::: Raw data :::

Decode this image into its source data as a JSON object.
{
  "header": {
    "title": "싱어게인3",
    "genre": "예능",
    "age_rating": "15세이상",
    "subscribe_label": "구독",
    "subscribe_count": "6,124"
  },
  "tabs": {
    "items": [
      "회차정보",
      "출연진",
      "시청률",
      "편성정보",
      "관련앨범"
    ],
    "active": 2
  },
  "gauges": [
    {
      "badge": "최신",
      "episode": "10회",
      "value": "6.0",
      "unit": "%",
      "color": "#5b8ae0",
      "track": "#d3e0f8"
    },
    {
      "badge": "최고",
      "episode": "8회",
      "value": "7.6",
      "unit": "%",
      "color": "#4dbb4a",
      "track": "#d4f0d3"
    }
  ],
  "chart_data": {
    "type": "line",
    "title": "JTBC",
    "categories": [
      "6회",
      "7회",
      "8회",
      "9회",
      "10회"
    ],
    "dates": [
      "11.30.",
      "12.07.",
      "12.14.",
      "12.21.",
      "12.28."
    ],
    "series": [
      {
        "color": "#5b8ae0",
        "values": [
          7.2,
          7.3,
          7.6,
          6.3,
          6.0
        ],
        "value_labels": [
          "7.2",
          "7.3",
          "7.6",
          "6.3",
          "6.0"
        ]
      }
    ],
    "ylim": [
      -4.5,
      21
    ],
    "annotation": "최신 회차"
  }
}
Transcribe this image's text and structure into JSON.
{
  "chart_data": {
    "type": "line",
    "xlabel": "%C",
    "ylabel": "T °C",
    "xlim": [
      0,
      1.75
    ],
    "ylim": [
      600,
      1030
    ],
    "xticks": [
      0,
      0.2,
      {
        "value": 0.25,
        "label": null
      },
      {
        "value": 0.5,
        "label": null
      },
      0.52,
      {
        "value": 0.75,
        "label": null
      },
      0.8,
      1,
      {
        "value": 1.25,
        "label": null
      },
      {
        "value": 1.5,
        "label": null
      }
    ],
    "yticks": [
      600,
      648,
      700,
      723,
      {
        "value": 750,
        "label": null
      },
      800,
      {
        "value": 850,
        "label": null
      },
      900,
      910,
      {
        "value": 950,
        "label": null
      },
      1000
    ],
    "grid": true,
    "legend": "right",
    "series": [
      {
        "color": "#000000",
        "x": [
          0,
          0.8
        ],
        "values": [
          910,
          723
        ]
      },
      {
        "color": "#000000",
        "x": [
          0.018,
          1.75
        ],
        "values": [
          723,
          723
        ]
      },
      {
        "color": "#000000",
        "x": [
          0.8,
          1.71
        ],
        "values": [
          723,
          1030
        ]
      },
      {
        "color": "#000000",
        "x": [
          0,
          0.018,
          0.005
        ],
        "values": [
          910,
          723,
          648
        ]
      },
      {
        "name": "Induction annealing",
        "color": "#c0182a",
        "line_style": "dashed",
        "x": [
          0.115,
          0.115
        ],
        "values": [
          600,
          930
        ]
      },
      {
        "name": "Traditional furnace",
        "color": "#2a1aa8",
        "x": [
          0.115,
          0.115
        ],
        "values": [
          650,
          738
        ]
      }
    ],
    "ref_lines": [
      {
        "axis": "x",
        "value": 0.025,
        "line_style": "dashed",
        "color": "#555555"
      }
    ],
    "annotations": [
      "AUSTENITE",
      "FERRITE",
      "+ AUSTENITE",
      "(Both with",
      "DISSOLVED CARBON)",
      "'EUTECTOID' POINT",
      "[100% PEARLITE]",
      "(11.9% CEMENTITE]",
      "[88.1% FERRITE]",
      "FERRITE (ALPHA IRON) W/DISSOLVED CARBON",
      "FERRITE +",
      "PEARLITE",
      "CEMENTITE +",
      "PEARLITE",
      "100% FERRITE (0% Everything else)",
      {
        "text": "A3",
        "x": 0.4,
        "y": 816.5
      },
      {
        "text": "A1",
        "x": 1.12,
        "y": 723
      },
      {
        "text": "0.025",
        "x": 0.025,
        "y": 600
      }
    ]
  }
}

:::

Filter the records for lines holding the string "this". Copy each one.

* _Answer below_
Decode this image into its source data as a JSON object.
Transcribe this image's text and structure into JSON.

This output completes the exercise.